● The request
Output the full listing word for word.

● Input data
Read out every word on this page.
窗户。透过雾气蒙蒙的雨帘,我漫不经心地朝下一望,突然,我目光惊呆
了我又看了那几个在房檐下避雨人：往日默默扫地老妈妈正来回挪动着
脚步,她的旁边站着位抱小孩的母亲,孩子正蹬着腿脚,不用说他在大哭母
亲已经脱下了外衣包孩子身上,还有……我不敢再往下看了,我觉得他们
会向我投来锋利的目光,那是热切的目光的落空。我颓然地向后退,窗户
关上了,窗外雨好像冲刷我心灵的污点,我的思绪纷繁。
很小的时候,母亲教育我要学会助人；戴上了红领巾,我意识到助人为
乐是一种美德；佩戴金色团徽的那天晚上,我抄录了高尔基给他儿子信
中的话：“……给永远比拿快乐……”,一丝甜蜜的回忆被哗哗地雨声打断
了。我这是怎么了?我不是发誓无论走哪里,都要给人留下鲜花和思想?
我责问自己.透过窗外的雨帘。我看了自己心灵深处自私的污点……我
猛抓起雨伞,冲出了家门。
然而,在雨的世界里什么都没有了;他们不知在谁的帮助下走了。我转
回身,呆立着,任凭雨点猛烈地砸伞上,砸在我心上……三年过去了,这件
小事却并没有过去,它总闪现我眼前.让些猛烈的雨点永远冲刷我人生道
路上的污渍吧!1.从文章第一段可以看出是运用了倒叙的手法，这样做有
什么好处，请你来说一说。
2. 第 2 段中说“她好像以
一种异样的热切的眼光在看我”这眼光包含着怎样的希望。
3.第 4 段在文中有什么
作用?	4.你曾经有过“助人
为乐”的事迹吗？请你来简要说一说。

● Complete response
Read out every word on this page.
窗户。透过雾气蒙蒙的雨帘,我漫不经心地朝下一望,突然,我目光惊呆
了我又看了那几个在房檐下避雨人：往日默默扫地老妈妈正来回挪动着
脚步,她的旁边站着位抱小孩的母亲,孩子正蹬着腿脚,不用说他在大哭母
亲已经脱下了外衣包孩子身上,还有……我不敢再往下看了,我觉得他们
会向我投来锋利的目光,那是热切的目光的落空。我颓然地向后退,窗户
关上了,窗外雨好像冲刷我心灵的污点,我的思绪纷繁。
很小的时候,母亲教育我要学会助人；戴上了红领巾,我意识到助人为
乐是一种美德；佩戴金色团徽的那天晚上,我抄录了高尔基给他儿子信
中的话：“……给永远比拿快乐……”,一丝甜蜜的回忆被哗哗地雨声打断
了。我这是怎么了?我不是发誓无论走哪里,都要给人留下鲜花和思想?
我责问自己.透过窗外的雨帘。我看了自己心灵深处自私的污点……我
猛抓起雨伞,冲出了家门。
然而,在雨的世界里什么都没有了;他们不知在谁的帮助下走了。我转
回身,呆立着,任凭雨点猛烈地砸伞上,砸在我心上……三年过去了,这件
小事却并没有过去,它总闪现我眼前.让些猛烈的雨点永远冲刷我人生道
路上的污渍吧!1.从文章第一段可以看出是运用了倒叙的手法，这样做有
什么好处，请你来说一说。
2. 第 2 段中说“她好像以
一种异样的热切的眼光在看我”这眼光包含着怎样的希望。
3.第 4 段在文中有什么
作用?	4.你曾经有过“助人
为乐”的事迹吗？请你来简要说一说。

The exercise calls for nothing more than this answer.